■ WHAT TO PRODUCE ■
In the records, begin at the line that has "part-19-reed-plate <box>118 670 182 704</box>" and stop after the line that has "callout-23: 23 <box>28 590 42 605</box>". Return only those lines, with "gasket" swapped for "seal" and everything else unchanged.

■ ENTRIES ■
================
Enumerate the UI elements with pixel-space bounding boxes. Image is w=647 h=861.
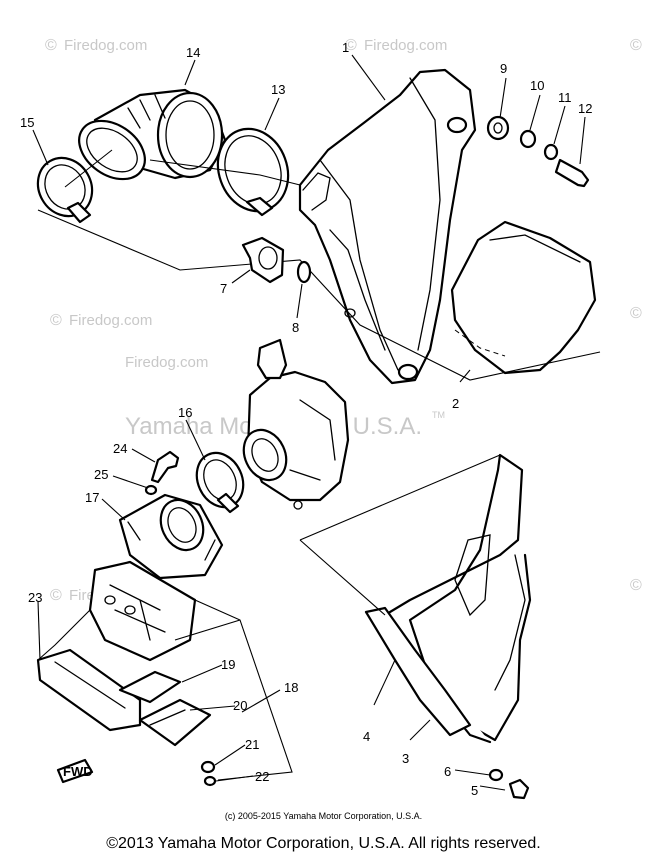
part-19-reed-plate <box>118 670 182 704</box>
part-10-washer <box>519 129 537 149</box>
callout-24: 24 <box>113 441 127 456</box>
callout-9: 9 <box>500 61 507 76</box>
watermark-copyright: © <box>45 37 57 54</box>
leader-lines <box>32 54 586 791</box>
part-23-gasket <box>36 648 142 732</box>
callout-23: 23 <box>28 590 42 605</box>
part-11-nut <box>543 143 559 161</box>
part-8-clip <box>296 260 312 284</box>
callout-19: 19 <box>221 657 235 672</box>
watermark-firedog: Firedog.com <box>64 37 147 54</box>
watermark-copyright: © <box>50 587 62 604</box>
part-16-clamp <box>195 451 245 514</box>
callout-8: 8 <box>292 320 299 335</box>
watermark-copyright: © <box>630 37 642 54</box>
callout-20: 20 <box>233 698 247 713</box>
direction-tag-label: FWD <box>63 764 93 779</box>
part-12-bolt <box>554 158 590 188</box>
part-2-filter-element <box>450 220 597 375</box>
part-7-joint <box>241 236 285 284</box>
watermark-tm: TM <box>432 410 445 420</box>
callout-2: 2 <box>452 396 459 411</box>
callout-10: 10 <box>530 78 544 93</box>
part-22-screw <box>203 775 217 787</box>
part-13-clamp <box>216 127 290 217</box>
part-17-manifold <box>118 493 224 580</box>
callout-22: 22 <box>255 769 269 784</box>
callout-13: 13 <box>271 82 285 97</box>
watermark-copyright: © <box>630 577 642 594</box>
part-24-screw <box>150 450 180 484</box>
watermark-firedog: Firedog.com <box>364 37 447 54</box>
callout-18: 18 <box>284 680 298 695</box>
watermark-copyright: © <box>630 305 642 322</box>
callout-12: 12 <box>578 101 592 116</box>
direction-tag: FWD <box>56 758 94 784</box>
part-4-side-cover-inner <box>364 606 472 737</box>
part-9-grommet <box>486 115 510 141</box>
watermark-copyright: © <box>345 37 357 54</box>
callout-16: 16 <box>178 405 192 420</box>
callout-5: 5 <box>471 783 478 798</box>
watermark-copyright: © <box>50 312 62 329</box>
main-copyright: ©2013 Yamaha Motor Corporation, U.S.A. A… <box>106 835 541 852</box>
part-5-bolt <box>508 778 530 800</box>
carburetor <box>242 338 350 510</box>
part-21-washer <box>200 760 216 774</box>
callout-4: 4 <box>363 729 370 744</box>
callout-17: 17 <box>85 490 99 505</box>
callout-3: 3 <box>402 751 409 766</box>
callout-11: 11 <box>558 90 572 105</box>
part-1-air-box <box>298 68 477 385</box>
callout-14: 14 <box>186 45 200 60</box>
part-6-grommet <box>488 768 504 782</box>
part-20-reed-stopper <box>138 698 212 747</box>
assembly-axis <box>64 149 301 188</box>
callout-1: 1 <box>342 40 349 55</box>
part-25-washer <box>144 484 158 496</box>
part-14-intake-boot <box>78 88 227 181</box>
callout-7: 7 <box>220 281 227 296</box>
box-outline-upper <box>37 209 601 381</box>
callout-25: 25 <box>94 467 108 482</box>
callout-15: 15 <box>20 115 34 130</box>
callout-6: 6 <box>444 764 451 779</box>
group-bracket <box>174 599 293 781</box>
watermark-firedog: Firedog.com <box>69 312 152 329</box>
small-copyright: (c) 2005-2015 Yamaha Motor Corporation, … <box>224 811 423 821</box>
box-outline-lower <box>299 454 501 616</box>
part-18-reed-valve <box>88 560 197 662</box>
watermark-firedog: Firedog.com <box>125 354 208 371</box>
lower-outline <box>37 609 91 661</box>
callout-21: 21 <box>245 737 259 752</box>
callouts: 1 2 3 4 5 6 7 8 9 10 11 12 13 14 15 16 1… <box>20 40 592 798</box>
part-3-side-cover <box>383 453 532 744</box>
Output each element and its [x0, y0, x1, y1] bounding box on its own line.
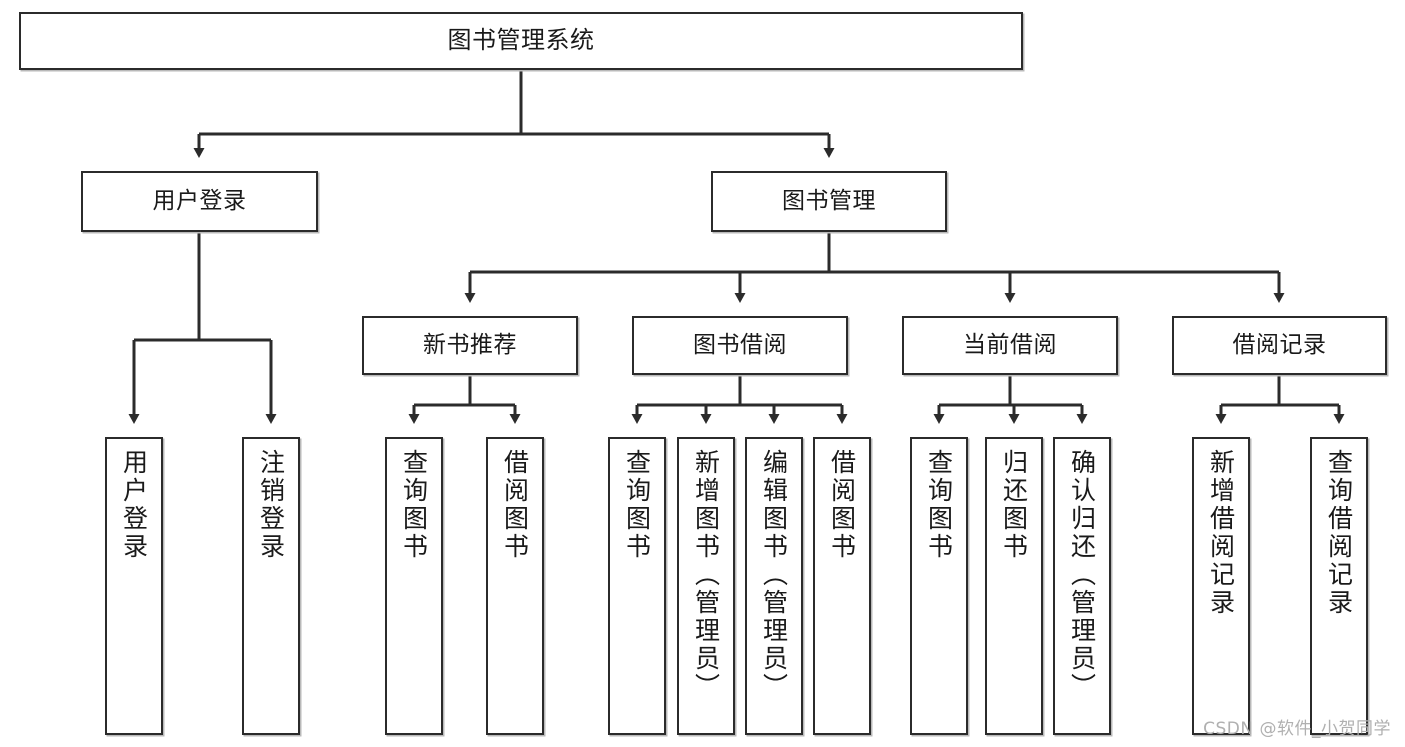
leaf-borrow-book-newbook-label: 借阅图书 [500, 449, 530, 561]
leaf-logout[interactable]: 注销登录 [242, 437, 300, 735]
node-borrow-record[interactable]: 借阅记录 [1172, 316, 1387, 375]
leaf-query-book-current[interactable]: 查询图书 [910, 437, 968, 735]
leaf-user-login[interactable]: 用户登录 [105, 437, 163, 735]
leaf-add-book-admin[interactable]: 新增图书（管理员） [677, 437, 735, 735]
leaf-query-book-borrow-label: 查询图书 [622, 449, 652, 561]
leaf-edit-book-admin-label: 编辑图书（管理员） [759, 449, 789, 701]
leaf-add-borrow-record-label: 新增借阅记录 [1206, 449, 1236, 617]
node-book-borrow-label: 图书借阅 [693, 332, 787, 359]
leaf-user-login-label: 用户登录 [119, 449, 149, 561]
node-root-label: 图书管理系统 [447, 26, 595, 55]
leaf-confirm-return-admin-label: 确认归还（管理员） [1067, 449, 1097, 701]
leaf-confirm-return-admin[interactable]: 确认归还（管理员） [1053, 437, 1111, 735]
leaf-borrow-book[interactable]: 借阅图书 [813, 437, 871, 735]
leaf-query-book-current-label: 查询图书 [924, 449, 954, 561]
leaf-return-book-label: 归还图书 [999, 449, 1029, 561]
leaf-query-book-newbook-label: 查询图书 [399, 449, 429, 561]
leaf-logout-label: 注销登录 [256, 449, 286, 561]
================
■ FINAL RESULT ■
part-19-reed-plate <box>118 670 182 704</box>
part-10-washer <box>519 129 537 149</box>
callout-24: 24 <box>113 441 127 456</box>
callout-9: 9 <box>500 61 507 76</box>
watermark-copyright: © <box>45 37 57 54</box>
leader-lines <box>32 54 586 791</box>
part-23-seal <box>36 648 142 732</box>
callout-23: 23 <box>28 590 42 605</box>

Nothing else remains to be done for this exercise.